- [Problem details]:
Extract every line of the material below and reproduce each one without any change.

- [Provided data]:

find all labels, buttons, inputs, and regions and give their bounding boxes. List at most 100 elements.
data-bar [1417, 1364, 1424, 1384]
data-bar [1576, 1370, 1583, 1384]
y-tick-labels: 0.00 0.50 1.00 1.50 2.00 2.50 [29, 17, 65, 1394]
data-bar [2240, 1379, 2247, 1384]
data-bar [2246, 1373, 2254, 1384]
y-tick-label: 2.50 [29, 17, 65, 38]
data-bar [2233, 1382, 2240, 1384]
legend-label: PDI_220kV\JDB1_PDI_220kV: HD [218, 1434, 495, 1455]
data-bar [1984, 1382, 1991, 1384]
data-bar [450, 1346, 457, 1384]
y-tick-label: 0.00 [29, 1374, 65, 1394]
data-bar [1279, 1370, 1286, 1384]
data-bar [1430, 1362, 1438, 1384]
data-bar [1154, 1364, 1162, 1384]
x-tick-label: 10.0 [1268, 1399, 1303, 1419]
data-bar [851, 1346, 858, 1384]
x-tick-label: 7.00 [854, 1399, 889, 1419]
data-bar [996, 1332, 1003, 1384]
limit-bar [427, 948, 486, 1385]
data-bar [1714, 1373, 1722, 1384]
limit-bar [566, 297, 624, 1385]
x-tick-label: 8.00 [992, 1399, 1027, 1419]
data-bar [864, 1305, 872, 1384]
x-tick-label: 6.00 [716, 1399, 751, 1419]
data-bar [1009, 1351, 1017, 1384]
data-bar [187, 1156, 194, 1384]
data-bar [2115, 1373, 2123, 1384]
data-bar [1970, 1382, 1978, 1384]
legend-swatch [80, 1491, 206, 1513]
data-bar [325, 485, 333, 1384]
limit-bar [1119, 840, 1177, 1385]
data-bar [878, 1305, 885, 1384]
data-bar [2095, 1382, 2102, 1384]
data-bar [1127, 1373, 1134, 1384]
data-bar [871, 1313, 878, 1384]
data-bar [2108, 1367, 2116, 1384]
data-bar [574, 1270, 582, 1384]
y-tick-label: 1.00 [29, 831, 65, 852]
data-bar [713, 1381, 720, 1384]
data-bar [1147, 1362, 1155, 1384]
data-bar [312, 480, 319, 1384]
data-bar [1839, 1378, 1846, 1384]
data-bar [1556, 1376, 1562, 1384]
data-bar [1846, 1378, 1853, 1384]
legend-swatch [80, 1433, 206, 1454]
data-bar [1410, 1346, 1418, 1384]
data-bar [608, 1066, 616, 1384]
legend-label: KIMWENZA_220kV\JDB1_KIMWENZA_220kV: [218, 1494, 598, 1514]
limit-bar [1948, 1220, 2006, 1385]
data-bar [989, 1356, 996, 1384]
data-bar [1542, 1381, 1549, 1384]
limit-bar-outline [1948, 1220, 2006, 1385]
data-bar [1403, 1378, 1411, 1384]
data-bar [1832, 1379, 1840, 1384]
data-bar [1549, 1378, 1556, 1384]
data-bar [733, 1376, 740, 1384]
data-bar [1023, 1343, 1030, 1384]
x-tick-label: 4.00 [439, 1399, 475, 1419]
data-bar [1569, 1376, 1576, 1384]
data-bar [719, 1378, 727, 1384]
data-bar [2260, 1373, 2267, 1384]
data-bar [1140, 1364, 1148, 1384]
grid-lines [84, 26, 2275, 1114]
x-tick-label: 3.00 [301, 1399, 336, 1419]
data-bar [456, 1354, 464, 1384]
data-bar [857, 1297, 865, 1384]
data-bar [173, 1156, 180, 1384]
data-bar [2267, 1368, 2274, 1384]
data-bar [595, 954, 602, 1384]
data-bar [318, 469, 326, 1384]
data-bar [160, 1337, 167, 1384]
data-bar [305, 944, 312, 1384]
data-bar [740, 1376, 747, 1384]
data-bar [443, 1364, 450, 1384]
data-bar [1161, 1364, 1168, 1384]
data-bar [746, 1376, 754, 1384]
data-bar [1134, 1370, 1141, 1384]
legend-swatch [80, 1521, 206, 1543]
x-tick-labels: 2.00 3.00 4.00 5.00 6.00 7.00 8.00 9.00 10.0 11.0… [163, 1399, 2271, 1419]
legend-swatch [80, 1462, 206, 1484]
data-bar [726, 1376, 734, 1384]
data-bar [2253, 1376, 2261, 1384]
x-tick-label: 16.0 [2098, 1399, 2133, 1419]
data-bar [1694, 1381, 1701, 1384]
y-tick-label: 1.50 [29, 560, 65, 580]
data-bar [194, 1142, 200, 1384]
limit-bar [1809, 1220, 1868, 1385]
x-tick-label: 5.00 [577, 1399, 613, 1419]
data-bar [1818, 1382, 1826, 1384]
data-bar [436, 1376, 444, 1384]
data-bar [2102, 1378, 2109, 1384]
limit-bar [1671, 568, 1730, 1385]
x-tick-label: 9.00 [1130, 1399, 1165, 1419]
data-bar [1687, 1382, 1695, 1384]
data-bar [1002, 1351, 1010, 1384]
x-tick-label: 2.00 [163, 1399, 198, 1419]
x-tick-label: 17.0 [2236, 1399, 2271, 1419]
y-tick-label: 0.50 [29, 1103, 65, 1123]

- [Written response]:
find all labels, buttons, inputs, and regions and give their bounding boxes. List at most 100 elements.
data-bar [1417, 1364, 1424, 1384]
data-bar [1576, 1370, 1583, 1384]
y-tick-labels: 0.00 0.50 1.00 1.50 2.00 2.50 [29, 17, 65, 1394]
data-bar [2240, 1379, 2247, 1384]
data-bar [2246, 1373, 2254, 1384]
y-tick-label: 2.50 [29, 17, 65, 38]
data-bar [2233, 1382, 2240, 1384]
legend-label: PDI_220kV\JDB1_PDI_220kV: HD [218, 1434, 495, 1455]
data-bar [1984, 1382, 1991, 1384]
data-bar [450, 1346, 457, 1384]
y-tick-label: 0.00 [29, 1374, 65, 1394]
data-bar [1279, 1370, 1286, 1384]
data-bar [1430, 1362, 1438, 1384]
data-bar [1154, 1364, 1162, 1384]
x-tick-label: 10.0 [1268, 1399, 1303, 1419]
data-bar [851, 1346, 858, 1384]
x-tick-label: 7.00 [854, 1399, 889, 1419]
data-bar [996, 1332, 1003, 1384]
limit-bar [427, 948, 486, 1385]
data-bar [1714, 1373, 1722, 1384]
limit-bar [566, 297, 624, 1385]
x-tick-label: 8.00 [992, 1399, 1027, 1419]
data-bar [864, 1305, 872, 1384]
x-tick-label: 6.00 [716, 1399, 751, 1419]
data-bar [1009, 1351, 1017, 1384]
data-bar [187, 1156, 194, 1384]
data-bar [2115, 1373, 2123, 1384]
data-bar [1970, 1382, 1978, 1384]
legend-swatch [80, 1491, 206, 1513]
data-bar [325, 485, 333, 1384]
limit-bar [1119, 840, 1177, 1385]
data-bar [878, 1305, 885, 1384]
data-bar [2095, 1382, 2102, 1384]
data-bar [1127, 1373, 1134, 1384]
data-bar [871, 1313, 878, 1384]
data-bar [2108, 1367, 2116, 1384]
data-bar [574, 1270, 582, 1384]
y-tick-label: 1.00 [29, 831, 65, 852]
data-bar [713, 1381, 720, 1384]
data-bar [1147, 1362, 1155, 1384]
data-bar [312, 480, 319, 1384]
data-bar [1839, 1378, 1846, 1384]
data-bar [1556, 1376, 1562, 1384]
data-bar [1846, 1378, 1853, 1384]
legend-swatch [80, 1433, 206, 1454]
data-bar [1410, 1346, 1418, 1384]
data-bar [608, 1066, 616, 1384]
legend-label: KIMWENZA_220kV\JDB1_KIMWENZA_220kV: [218, 1494, 598, 1514]
limit-bar [1948, 1220, 2006, 1385]
data-bar [989, 1356, 996, 1384]
data-bar [1542, 1381, 1549, 1384]
limit-bar-outline [1948, 1220, 2006, 1385]
data-bar [1403, 1378, 1411, 1384]
data-bar [1832, 1379, 1840, 1384]
data-bar [1549, 1378, 1556, 1384]
data-bar [733, 1376, 740, 1384]
data-bar [1023, 1343, 1030, 1384]
x-tick-label: 4.00 [439, 1399, 475, 1419]
data-bar [1569, 1376, 1576, 1384]
data-bar [719, 1378, 727, 1384]
data-bar [2260, 1373, 2267, 1384]
data-bar [1140, 1364, 1148, 1384]
grid-lines [84, 26, 2275, 1114]
x-tick-label: 3.00 [301, 1399, 336, 1419]
data-bar [456, 1354, 464, 1384]
data-bar [857, 1297, 865, 1384]
data-bar [173, 1156, 180, 1384]
data-bar [2267, 1368, 2274, 1384]
data-bar [595, 954, 602, 1384]
data-bar [318, 469, 326, 1384]
data-bar [160, 1337, 167, 1384]
data-bar [305, 944, 312, 1384]
data-bar [740, 1376, 747, 1384]
data-bar [443, 1364, 450, 1384]
data-bar [1161, 1364, 1168, 1384]
data-bar [746, 1376, 754, 1384]
data-bar [1134, 1370, 1141, 1384]
legend-swatch [80, 1521, 206, 1543]
x-tick-labels: 2.00 3.00 4.00 5.00 6.00 7.00 8.00 9.00 10.0 11.0… [163, 1399, 2271, 1419]
legend-swatch [80, 1462, 206, 1484]
data-bar [726, 1376, 734, 1384]
data-bar [2253, 1376, 2261, 1384]
x-tick-label: 16.0 [2098, 1399, 2133, 1419]
data-bar [1694, 1381, 1701, 1384]
y-tick-label: 1.50 [29, 560, 65, 580]
data-bar [194, 1142, 200, 1384]
limit-bar [1809, 1220, 1868, 1385]
x-tick-label: 5.00 [577, 1399, 613, 1419]
data-bar [1818, 1382, 1826, 1384]
data-bar [436, 1376, 444, 1384]
data-bar [2102, 1378, 2109, 1384]
limit-bar [1671, 568, 1730, 1385]
x-tick-label: 9.00 [1130, 1399, 1165, 1419]
data-bar [1687, 1382, 1695, 1384]
data-bar [1002, 1351, 1010, 1384]
x-tick-label: 2.00 [163, 1399, 198, 1419]
x-tick-label: 17.0 [2236, 1399, 2271, 1419]
y-tick-label: 0.50 [29, 1103, 65, 1123]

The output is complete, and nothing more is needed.